▶ Task requirements: Reproduce all the entries precisely.

▶ Supplied material:
>> BEGIN
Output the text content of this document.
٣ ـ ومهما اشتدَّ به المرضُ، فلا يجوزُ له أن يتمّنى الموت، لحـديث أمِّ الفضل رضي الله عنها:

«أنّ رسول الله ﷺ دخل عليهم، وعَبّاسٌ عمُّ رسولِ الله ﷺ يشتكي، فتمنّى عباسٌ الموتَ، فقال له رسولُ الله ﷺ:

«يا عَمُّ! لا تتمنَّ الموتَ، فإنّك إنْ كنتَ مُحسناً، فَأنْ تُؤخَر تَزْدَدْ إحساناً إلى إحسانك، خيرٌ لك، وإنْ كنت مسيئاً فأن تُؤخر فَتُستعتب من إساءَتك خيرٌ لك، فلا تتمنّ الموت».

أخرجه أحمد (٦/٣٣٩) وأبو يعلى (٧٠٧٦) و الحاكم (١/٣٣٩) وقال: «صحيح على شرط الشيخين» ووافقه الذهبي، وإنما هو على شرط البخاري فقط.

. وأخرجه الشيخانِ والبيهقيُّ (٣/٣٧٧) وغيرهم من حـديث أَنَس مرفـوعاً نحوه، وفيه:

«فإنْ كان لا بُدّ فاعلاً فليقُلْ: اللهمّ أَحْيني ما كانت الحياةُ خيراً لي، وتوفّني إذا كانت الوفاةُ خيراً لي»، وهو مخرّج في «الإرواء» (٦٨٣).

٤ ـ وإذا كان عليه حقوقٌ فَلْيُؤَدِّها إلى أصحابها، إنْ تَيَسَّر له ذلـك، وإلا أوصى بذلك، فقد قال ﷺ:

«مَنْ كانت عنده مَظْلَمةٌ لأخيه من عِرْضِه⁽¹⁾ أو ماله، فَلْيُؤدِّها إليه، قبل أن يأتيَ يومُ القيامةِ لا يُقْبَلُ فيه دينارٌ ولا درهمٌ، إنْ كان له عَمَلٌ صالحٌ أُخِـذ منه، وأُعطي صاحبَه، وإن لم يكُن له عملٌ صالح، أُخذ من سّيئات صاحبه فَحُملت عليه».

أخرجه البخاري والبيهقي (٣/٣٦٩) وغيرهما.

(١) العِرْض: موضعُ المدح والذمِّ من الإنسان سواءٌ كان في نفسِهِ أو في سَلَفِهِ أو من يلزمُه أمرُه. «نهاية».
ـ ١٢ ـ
>> END
▶ Expected answer:
Output the text content of this document.
٣ ـ ومهما اشتدَّ به المرضُ، فلا يجوزُ له أن يتمّنى الموت، لحـديث أمِّ الفضل رضي الله عنها:

«أنّ رسول الله ﷺ دخل عليهم، وعَبّاسٌ عمُّ رسولِ الله ﷺ يشتكي، فتمنّى عباسٌ الموتَ، فقال له رسولُ الله ﷺ:

«يا عَمُّ! لا تتمنَّ الموتَ، فإنّك إنْ كنتَ مُحسناً، فَأنْ تُؤخَر تَزْدَدْ إحساناً إلى إحسانك، خيرٌ لك، وإنْ كنت مسيئاً فأن تُؤخر فَتُستعتب من إساءَتك خيرٌ لك، فلا تتمنّ الموت».

أخرجه أحمد (٦/٣٣٩) وأبو يعلى (٧٠٧٦) و الحاكم (١/٣٣٩) وقال: «صحيح على شرط الشيخين» ووافقه الذهبي، وإنما هو على شرط البخاري فقط.

. وأخرجه الشيخانِ والبيهقيُّ (٣/٣٧٧) وغيرهم من حـديث أَنَس مرفـوعاً نحوه، وفيه:

«فإنْ كان لا بُدّ فاعلاً فليقُلْ: اللهمّ أَحْيني ما كانت الحياةُ خيراً لي، وتوفّني إذا كانت الوفاةُ خيراً لي»، وهو مخرّج في «الإرواء» (٦٨٣).

٤ ـ وإذا كان عليه حقوقٌ فَلْيُؤَدِّها إلى أصحابها، إنْ تَيَسَّر له ذلـك، وإلا أوصى بذلك، فقد قال ﷺ:

«مَنْ كانت عنده مَظْلَمةٌ لأخيه من عِرْضِه⁽¹⁾ أو ماله، فَلْيُؤدِّها إليه، قبل أن يأتيَ يومُ القيامةِ لا يُقْبَلُ فيه دينارٌ ولا درهمٌ، إنْ كان له عَمَلٌ صالحٌ أُخِـذ منه، وأُعطي صاحبَه، وإن لم يكُن له عملٌ صالح، أُخذ من سّيئات صاحبه فَحُملت عليه».

أخرجه البخاري والبيهقي (٣/٣٦٩) وغيرهما.

(١) العِرْض: موضعُ المدح والذمِّ من الإنسان سواءٌ كان في نفسِهِ أو في سَلَفِهِ أو من يلزمُه أمرُه. «نهاية».
ـ ١٢ ـ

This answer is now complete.